Copy the records below exactly, leaving out any pictures.
____ Information provided
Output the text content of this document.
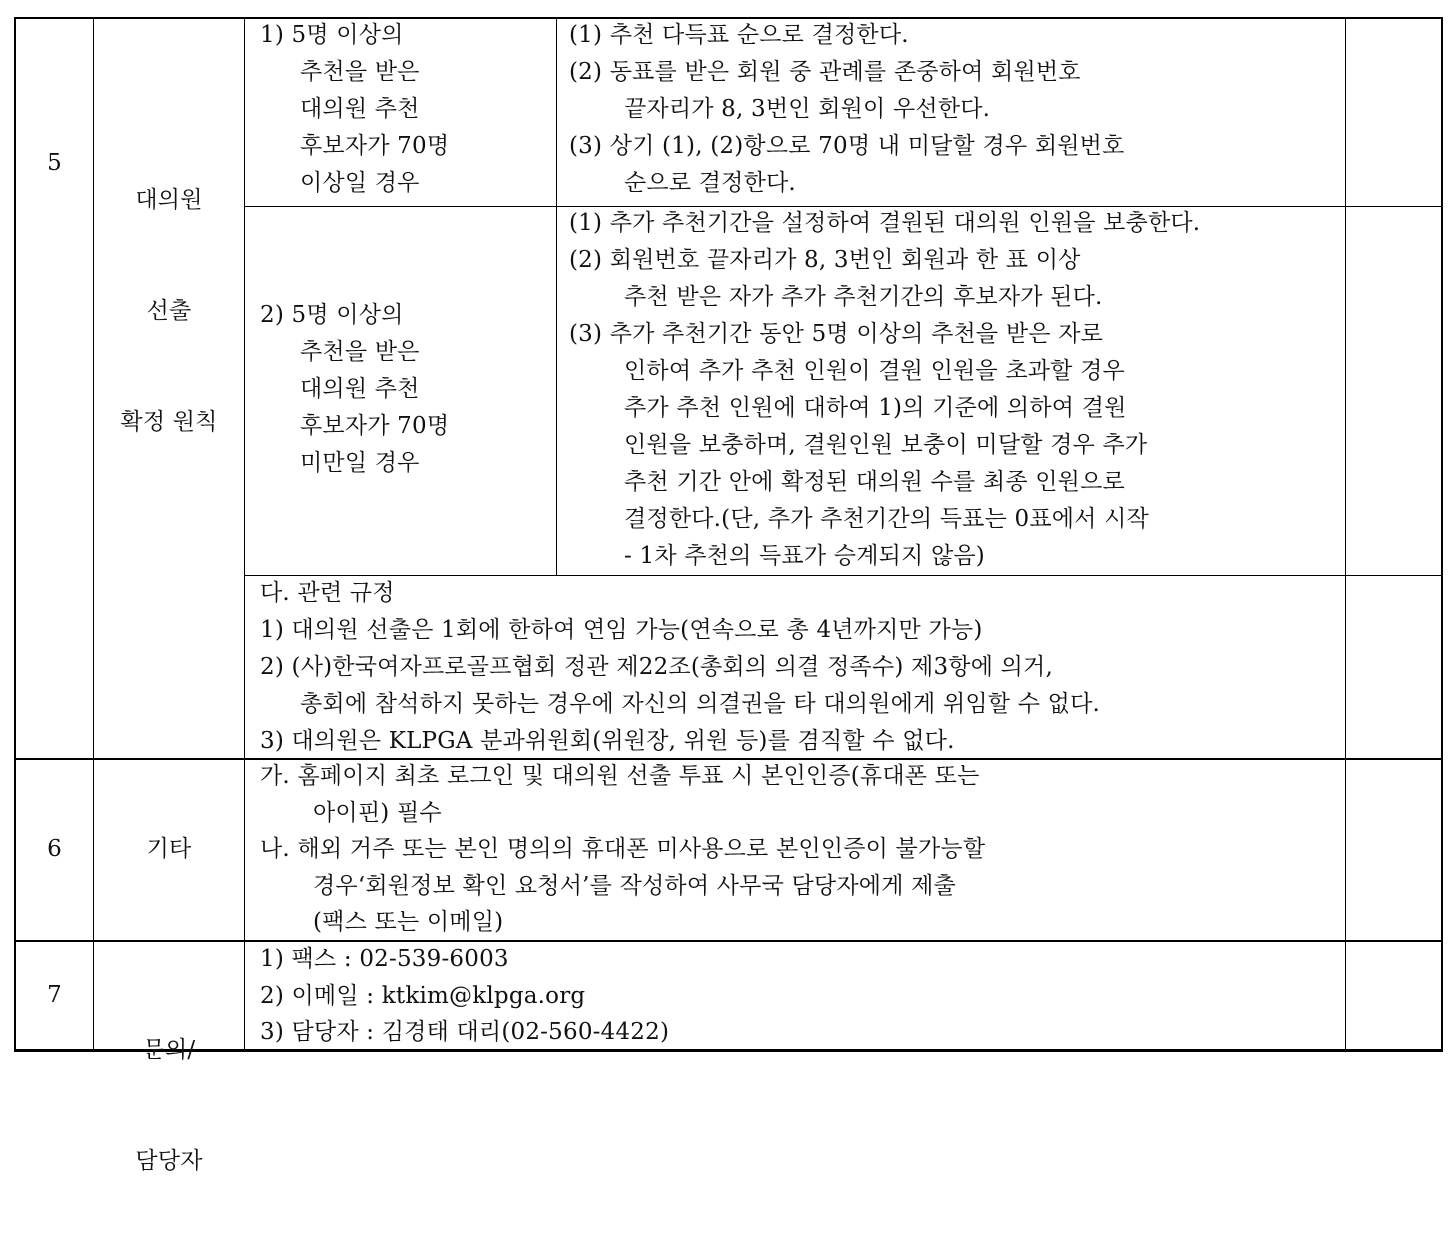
5

대의원

선출

확정 원칙

1) 5명 이상의
추천을 받은
대의원 추천
후보자가 70명
이상일 경우
(1) 추천 다득표 순으로 결정한다.
(2) 동표를 받은 회원 중 관례를 존중하여 회원번호
끝자리가 8, 3번인 회원이 우선한다.
(3) 상기 (1), (2)항으로 70명 내 미달할 경우 회원번호
순으로 결정한다.
2) 5명 이상의
추천을 받은
대의원 추천
후보자가 70명
미만일 경우
(1) 추가 추천기간을 설정하여 결원된 대의원 인원을 보충한다.
(2) 회원번호 끝자리가 8, 3번인 회원과 한 표 이상
추천 받은 자가 추가 추천기간의 후보자가 된다.
(3) 추가 추천기간 동안 5명 이상의 추천을 받은 자로
인하여 추가 추천 인원이 결원 인원을 초과할 경우
추가 추천 인원에 대하여 1)의 기준에 의하여 결원
인원을 보충하며, 결원인원 보충이 미달할 경우 추가
추천 기간 안에 확정된 대의원 수를 최종 인원으로
결정한다.(단, 추가 추천기간의 득표는 0표에서 시작
- 1차 추천의 득표가 승계되지 않음)
다. 관련 규정
1) 대의원 선출은 1회에 한하여 연임 가능(연속으로 총 4년까지만 가능)
2) (사)한국여자프로골프협회 정관 제22조(총회의 의결 정족수) 제3항에 의거,
총회에 참석하지 못하는 경우에 자신의 의결권을 타 대의원에게 위임할 수 없다.
3) 대의원은 KLPGA 분과위원회(위원장, 위원 등)를 겸직할 수 없다.
6	기타
가. 홈페이지 최초 로그인 및 대의원 선출 투표 시 본인인증(휴대폰 또는
아이핀) 필수
나. 해외 거주 또는 본인 명의의 휴대폰 미사용으로 본인인증이 불가능할
경우‘회원정보 확인 요청서’를 작성하여 사무국 담당자에게 제출
(팩스 또는 이메일)
7

문의/

담당자

1) 팩스 : 02-539-6003
2) 이메일 : ktkim@klpga.org
3) 담당자 : 김경태 대리(02-560-4422)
________
*Response to the exercise*:
Output the text content of this document.
5

대의원

선출

확정 원칙

1) 5명 이상의
추천을 받은
대의원 추천
후보자가 70명
이상일 경우
(1) 추천 다득표 순으로 결정한다.
(2) 동표를 받은 회원 중 관례를 존중하여 회원번호
끝자리가 8, 3번인 회원이 우선한다.
(3) 상기 (1), (2)항으로 70명 내 미달할 경우 회원번호
순으로 결정한다.
2) 5명 이상의
추천을 받은
대의원 추천
후보자가 70명
미만일 경우
(1) 추가 추천기간을 설정하여 결원된 대의원 인원을 보충한다.
(2) 회원번호 끝자리가 8, 3번인 회원과 한 표 이상
추천 받은 자가 추가 추천기간의 후보자가 된다.
(3) 추가 추천기간 동안 5명 이상의 추천을 받은 자로
인하여 추가 추천 인원이 결원 인원을 초과할 경우
추가 추천 인원에 대하여 1)의 기준에 의하여 결원
인원을 보충하며, 결원인원 보충이 미달할 경우 추가
추천 기간 안에 확정된 대의원 수를 최종 인원으로
결정한다.(단, 추가 추천기간의 득표는 0표에서 시작
- 1차 추천의 득표가 승계되지 않음)
다. 관련 규정
1) 대의원 선출은 1회에 한하여 연임 가능(연속으로 총 4년까지만 가능)
2) (사)한국여자프로골프협회 정관 제22조(총회의 의결 정족수) 제3항에 의거,
총회에 참석하지 못하는 경우에 자신의 의결권을 타 대의원에게 위임할 수 없다.
3) 대의원은 KLPGA 분과위원회(위원장, 위원 등)를 겸직할 수 없다.
6	기타
가. 홈페이지 최초 로그인 및 대의원 선출 투표 시 본인인증(휴대폰 또는
아이핀) 필수
나. 해외 거주 또는 본인 명의의 휴대폰 미사용으로 본인인증이 불가능할
경우‘회원정보 확인 요청서’를 작성하여 사무국 담당자에게 제출
(팩스 또는 이메일)
7

문의/

담당자

1) 팩스 : 02-539-6003
2) 이메일 : ktkim@klpga.org
3) 담당자 : 김경태 대리(02-560-4422)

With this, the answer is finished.